WRITTEN TASK: From the listing below, extract every line containing "NOMBREUSES".

DATASET RECORDS:
____
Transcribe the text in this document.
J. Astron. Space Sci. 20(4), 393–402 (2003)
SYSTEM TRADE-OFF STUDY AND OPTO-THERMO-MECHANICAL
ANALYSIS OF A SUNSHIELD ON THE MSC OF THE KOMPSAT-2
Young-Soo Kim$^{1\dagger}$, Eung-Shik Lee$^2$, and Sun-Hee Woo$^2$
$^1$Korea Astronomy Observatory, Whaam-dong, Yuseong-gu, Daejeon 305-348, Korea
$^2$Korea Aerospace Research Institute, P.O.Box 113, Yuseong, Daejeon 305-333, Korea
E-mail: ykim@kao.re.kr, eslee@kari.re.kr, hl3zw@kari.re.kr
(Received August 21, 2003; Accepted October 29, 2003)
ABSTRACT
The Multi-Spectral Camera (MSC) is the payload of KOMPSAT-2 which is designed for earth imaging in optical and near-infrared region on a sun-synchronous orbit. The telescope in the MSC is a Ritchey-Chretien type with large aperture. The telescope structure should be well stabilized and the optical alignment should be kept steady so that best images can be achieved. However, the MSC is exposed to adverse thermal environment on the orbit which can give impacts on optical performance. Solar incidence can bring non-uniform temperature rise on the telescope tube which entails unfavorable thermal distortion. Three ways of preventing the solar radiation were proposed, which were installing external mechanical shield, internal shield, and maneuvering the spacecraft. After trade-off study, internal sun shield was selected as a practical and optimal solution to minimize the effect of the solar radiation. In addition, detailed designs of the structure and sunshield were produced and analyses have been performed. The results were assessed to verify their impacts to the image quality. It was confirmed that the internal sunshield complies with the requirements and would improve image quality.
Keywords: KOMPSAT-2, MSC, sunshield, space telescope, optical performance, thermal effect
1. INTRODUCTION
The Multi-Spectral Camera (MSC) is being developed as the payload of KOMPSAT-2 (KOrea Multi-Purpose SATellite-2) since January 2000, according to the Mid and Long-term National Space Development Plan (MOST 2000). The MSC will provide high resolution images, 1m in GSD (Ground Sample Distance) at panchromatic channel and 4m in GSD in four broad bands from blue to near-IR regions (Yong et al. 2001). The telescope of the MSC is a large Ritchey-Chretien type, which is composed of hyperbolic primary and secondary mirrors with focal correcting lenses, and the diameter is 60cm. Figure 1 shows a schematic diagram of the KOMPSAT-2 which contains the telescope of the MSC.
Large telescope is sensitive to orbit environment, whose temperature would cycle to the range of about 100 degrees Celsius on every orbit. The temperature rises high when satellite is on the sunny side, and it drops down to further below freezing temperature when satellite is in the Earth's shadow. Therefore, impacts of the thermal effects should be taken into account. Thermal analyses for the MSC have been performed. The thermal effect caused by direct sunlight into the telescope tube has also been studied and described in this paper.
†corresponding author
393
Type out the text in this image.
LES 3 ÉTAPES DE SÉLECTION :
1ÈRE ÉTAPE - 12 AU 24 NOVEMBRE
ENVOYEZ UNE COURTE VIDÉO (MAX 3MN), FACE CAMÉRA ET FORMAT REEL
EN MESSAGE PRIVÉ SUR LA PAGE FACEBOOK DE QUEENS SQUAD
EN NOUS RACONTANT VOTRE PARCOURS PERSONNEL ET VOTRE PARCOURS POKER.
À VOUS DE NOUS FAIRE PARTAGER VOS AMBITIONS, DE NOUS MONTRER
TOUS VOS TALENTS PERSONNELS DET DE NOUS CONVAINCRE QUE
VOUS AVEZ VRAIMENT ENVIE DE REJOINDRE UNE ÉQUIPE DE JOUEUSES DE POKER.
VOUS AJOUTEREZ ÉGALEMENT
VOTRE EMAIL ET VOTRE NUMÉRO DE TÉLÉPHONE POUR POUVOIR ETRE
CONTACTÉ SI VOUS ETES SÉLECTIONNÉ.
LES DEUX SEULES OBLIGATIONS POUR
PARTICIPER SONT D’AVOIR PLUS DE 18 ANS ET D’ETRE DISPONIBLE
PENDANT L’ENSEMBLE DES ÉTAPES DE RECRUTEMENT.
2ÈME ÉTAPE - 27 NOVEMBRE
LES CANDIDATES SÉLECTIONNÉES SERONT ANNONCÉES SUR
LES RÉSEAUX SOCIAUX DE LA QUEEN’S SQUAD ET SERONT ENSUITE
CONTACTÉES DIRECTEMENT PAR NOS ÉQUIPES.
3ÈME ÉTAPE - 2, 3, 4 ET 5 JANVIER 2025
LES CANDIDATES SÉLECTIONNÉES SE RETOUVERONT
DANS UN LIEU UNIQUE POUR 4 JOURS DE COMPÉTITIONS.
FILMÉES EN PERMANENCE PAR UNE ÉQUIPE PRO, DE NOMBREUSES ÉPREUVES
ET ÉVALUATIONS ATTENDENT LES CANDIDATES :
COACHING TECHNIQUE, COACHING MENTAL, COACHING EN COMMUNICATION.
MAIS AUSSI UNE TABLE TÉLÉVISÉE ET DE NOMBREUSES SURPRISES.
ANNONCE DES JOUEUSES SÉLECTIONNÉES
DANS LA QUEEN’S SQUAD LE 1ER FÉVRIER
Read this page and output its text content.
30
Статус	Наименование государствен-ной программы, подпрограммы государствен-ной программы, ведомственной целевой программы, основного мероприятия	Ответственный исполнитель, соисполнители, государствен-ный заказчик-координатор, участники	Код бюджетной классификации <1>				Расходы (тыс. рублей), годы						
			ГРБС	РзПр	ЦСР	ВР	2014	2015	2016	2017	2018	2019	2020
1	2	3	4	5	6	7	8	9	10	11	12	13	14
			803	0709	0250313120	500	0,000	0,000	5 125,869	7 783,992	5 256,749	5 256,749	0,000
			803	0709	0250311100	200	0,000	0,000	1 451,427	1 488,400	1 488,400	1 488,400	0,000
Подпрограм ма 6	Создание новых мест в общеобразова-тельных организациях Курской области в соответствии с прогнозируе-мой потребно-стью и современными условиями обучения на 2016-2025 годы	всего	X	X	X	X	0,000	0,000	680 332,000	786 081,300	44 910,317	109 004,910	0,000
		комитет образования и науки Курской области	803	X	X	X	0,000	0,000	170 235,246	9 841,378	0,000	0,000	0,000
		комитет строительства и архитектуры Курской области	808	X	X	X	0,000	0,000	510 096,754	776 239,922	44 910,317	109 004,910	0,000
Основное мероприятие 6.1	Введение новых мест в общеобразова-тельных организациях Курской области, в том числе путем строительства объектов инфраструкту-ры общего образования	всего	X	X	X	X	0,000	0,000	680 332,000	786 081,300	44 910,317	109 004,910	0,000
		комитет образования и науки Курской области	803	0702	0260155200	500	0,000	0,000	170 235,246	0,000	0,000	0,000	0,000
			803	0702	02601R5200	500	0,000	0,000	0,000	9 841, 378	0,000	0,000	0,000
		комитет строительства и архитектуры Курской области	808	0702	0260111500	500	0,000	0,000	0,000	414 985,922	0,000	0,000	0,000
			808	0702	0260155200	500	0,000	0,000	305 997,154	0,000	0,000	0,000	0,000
____
THE REPLY:
FILMÉES EN PERMANENCE PAR UNE ÉQUIPE PRO, DE NOMBREUSES ÉPREUVES
MAIS AUSSI UNE TABLE TÉLÉVISÉE ET DE NOMBREUSES SURPRISES.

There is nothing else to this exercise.